[START OF Exercise data]
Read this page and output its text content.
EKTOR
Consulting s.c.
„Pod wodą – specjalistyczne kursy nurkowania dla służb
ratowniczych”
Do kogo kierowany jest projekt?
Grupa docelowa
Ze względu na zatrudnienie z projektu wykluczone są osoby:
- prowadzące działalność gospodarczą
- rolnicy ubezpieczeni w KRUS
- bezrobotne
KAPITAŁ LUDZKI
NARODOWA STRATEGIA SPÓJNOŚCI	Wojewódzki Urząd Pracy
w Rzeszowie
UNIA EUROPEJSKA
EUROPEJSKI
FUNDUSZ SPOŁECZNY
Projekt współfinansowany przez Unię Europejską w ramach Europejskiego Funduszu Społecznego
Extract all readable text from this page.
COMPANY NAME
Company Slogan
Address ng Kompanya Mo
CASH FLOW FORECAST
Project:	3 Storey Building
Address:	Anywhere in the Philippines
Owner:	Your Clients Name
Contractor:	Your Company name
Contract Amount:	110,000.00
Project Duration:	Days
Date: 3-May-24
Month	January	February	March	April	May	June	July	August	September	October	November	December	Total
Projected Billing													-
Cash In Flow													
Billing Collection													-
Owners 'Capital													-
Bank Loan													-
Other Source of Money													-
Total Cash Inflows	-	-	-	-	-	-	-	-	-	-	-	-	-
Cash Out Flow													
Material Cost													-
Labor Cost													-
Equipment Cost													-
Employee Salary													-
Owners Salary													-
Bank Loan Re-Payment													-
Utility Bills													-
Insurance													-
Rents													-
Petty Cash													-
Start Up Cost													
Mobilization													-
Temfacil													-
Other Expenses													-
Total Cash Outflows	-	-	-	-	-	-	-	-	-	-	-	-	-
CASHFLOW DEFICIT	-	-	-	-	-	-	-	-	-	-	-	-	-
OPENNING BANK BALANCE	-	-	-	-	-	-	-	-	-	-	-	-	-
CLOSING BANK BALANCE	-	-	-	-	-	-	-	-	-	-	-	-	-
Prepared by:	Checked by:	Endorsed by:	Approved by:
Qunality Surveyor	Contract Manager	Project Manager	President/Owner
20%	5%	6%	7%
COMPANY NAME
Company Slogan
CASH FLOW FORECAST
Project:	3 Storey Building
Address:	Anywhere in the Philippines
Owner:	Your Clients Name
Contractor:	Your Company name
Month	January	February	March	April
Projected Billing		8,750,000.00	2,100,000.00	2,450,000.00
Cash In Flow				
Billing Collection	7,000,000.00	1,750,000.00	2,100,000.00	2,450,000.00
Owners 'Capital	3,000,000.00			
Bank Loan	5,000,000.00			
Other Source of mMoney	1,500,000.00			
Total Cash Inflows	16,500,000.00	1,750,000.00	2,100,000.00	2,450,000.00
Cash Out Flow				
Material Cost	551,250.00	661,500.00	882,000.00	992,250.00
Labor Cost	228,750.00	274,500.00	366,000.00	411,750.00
[END OF Exercise data]
## [Objective]
Search the data for "page" and list every line in which it occurs.

## [Solution to the problem]
Read this page and output its text content.
Extract all readable text from this page.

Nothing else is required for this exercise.